(Data entries)

------

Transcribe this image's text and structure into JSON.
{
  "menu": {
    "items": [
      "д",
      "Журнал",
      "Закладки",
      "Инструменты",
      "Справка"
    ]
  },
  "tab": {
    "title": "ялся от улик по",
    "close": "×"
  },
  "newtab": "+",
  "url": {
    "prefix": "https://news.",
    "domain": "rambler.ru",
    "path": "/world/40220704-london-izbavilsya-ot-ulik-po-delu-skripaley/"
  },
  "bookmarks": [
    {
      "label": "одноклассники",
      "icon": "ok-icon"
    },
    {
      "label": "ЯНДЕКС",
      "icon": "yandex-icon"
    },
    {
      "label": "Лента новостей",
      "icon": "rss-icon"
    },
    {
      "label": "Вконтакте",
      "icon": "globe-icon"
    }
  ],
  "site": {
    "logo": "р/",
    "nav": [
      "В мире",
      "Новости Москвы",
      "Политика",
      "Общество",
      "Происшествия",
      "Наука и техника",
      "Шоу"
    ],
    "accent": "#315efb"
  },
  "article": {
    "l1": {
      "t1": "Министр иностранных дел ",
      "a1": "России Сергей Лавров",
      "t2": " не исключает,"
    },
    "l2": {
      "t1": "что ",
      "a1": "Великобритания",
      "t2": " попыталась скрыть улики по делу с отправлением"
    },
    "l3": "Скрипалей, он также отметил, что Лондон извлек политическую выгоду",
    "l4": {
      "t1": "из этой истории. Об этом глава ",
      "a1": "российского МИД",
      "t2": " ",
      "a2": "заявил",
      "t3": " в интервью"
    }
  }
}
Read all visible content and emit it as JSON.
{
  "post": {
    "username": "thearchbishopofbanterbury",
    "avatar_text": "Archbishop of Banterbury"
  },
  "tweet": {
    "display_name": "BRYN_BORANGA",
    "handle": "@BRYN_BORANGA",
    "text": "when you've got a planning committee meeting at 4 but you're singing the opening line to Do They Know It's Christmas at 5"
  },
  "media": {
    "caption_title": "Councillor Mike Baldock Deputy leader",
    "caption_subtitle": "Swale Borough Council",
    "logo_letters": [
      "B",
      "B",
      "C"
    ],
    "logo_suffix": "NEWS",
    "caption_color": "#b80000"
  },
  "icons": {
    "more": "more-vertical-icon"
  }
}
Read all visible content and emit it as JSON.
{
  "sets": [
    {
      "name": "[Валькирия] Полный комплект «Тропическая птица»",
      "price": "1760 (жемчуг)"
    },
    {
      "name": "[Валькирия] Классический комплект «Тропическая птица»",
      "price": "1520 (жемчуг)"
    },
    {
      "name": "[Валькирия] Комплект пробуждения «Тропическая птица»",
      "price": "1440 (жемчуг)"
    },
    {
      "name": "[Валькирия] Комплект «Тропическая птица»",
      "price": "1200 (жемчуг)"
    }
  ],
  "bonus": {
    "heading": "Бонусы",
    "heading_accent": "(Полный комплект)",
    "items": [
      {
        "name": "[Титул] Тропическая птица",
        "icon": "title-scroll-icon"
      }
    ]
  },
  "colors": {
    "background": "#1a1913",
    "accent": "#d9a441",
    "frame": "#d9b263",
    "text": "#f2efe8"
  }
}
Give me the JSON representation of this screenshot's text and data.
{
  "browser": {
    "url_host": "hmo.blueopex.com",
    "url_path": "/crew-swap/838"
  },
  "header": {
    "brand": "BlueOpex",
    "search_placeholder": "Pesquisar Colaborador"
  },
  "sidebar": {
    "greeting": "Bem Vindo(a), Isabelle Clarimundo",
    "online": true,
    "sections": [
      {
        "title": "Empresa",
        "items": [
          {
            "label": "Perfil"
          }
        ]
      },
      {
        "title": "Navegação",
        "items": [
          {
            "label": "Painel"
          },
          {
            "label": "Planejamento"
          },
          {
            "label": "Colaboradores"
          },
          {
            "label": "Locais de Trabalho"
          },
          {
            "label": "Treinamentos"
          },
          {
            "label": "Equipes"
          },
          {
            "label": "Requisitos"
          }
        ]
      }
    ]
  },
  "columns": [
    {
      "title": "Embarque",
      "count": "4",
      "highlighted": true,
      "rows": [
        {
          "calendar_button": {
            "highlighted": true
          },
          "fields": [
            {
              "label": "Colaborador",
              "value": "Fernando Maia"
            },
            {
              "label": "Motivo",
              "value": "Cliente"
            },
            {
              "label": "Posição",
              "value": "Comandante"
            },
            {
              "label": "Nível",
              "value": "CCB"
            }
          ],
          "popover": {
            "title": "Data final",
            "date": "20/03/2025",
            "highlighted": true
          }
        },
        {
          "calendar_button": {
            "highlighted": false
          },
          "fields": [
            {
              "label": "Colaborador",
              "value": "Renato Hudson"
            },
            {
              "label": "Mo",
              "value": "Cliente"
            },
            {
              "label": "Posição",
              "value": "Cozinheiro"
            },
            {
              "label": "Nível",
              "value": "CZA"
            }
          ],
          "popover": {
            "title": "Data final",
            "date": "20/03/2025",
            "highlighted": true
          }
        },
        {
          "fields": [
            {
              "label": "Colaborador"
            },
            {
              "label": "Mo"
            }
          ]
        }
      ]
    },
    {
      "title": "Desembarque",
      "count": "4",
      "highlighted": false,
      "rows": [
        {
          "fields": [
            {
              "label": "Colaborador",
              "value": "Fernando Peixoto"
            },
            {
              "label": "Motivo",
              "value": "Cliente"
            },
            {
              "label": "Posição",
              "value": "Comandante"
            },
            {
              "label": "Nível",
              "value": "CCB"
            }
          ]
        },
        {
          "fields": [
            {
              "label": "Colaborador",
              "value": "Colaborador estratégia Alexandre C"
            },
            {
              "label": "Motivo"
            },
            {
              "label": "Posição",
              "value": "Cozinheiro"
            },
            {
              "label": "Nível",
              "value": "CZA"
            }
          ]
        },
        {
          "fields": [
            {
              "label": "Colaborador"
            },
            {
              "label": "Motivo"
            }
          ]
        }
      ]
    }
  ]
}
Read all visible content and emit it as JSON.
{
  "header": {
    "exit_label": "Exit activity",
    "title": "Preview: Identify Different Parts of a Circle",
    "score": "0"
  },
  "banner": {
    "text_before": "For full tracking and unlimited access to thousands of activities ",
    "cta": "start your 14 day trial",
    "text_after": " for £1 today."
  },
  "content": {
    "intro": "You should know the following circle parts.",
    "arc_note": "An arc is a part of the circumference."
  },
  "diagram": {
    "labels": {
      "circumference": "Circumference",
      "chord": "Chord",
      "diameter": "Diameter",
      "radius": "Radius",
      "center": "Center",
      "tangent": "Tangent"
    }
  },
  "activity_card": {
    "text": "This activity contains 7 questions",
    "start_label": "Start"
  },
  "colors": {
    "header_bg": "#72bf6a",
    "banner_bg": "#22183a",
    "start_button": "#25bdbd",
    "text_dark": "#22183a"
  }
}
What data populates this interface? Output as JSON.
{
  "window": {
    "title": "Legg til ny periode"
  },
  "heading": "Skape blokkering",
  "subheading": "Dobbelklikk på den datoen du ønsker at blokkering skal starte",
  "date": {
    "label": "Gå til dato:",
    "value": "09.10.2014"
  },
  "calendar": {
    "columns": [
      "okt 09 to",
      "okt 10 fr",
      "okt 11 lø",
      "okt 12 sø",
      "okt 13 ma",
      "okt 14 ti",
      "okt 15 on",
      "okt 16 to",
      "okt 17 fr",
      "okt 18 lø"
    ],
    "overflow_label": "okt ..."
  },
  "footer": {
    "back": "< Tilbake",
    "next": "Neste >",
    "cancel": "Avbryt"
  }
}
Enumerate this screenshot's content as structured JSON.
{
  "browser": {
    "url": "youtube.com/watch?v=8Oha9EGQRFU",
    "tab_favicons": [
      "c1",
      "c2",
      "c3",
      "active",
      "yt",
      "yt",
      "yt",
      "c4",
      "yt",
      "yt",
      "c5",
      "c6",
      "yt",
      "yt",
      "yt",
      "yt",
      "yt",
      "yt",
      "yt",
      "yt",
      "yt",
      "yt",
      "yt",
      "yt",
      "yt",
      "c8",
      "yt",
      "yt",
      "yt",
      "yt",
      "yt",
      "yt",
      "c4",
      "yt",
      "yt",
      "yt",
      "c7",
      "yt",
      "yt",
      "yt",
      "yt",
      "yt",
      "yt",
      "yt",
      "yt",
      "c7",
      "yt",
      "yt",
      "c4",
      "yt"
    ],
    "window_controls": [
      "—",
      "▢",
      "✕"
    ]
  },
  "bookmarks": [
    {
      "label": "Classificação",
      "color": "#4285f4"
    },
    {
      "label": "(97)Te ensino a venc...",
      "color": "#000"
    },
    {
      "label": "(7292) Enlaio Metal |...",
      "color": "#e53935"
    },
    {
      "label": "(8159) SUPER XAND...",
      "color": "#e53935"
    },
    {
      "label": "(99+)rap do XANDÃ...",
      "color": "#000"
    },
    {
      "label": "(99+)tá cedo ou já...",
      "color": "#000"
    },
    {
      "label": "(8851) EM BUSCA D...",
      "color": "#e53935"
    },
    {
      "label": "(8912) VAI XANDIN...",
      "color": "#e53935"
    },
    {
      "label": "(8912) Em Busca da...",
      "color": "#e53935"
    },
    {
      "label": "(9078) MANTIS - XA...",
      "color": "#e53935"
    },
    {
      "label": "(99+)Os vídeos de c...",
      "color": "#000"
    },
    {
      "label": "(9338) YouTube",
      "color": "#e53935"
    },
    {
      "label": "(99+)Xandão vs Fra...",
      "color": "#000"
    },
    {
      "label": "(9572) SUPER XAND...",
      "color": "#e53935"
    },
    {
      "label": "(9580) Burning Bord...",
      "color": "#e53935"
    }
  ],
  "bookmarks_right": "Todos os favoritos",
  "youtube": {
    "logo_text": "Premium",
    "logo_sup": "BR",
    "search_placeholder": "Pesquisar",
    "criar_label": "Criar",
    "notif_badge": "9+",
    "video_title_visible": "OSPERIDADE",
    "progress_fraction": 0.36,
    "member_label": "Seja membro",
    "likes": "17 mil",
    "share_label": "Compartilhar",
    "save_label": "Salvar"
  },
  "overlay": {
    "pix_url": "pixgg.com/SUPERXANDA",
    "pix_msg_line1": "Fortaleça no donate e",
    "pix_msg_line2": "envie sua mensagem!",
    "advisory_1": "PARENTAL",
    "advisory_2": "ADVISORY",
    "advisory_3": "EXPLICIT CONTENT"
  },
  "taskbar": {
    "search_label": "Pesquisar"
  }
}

------

** Aim of the task **
Go through the records and show every line with the string "Валькирия" in it.

** Answer for this exercise **
      "name": "[Валькирия] Полный комплект «Тропическая птица»",
      "name": "[Валькирия] Классический комплект «Тропическая птица»",
      "name": "[Валькирия] Комплект пробуждения «Тропическая птица»",
      "name": "[Валькирия] Комплект «Тропическая птица»",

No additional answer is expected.